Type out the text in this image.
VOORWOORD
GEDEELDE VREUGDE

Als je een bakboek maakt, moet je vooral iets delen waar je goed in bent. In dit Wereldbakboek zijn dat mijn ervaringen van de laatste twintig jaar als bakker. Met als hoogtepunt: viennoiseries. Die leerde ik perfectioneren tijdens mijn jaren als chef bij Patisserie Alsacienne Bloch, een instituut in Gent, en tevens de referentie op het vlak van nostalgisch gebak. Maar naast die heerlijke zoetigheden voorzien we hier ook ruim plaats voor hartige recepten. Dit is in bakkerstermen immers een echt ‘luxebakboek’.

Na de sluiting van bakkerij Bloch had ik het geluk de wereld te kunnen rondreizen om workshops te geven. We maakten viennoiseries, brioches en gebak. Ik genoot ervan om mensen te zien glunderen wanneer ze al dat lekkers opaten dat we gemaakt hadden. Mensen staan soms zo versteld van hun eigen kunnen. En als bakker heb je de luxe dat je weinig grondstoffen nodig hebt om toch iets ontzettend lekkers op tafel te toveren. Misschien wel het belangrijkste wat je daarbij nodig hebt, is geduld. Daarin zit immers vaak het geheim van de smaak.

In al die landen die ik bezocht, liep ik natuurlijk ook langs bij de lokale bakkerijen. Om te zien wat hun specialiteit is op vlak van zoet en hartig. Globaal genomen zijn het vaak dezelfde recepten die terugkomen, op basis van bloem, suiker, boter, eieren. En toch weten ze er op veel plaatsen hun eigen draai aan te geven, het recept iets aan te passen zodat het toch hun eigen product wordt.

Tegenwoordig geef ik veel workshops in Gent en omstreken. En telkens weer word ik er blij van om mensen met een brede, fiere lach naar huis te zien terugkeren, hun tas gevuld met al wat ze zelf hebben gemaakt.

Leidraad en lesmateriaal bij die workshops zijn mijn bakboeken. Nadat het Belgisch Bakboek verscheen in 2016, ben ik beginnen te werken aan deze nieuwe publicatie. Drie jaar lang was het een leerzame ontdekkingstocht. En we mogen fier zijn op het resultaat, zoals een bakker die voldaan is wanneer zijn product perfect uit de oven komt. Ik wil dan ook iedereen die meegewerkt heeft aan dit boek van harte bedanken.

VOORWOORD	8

========================

Please give the entries above again in full, exactly as written.

--- EXPECTED ANSWER ---
Type out the text in this image.
VOORWOORD
GEDEELDE VREUGDE

Als je een bakboek maakt, moet je vooral iets delen waar je goed in bent. In dit Wereldbakboek zijn dat mijn ervaringen van de laatste twintig jaar als bakker. Met als hoogtepunt: viennoiseries. Die leerde ik perfectioneren tijdens mijn jaren als chef bij Patisserie Alsacienne Bloch, een instituut in Gent, en tevens de referentie op het vlak van nostalgisch gebak. Maar naast die heerlijke zoetigheden voorzien we hier ook ruim plaats voor hartige recepten. Dit is in bakkerstermen immers een echt ‘luxebakboek’.

Na de sluiting van bakkerij Bloch had ik het geluk de wereld te kunnen rondreizen om workshops te geven. We maakten viennoiseries, brioches en gebak. Ik genoot ervan om mensen te zien glunderen wanneer ze al dat lekkers opaten dat we gemaakt hadden. Mensen staan soms zo versteld van hun eigen kunnen. En als bakker heb je de luxe dat je weinig grondstoffen nodig hebt om toch iets ontzettend lekkers op tafel te toveren. Misschien wel het belangrijkste wat je daarbij nodig hebt, is geduld. Daarin zit immers vaak het geheim van de smaak.

In al die landen die ik bezocht, liep ik natuurlijk ook langs bij de lokale bakkerijen. Om te zien wat hun specialiteit is op vlak van zoet en hartig. Globaal genomen zijn het vaak dezelfde recepten die terugkomen, op basis van bloem, suiker, boter, eieren. En toch weten ze er op veel plaatsen hun eigen draai aan te geven, het recept iets aan te passen zodat het toch hun eigen product wordt.

Tegenwoordig geef ik veel workshops in Gent en omstreken. En telkens weer word ik er blij van om mensen met een brede, fiere lach naar huis te zien terugkeren, hun tas gevuld met al wat ze zelf hebben gemaakt.

Leidraad en lesmateriaal bij die workshops zijn mijn bakboeken. Nadat het Belgisch Bakboek verscheen in 2016, ben ik beginnen te werken aan deze nieuwe publicatie. Drie jaar lang was het een leerzame ontdekkingstocht. En we mogen fier zijn op het resultaat, zoals een bakker die voldaan is wanneer zijn product perfect uit de oven komt. Ik wil dan ook iedereen die meegewerkt heeft aan dit boek van harte bedanken.

VOORWOORD	8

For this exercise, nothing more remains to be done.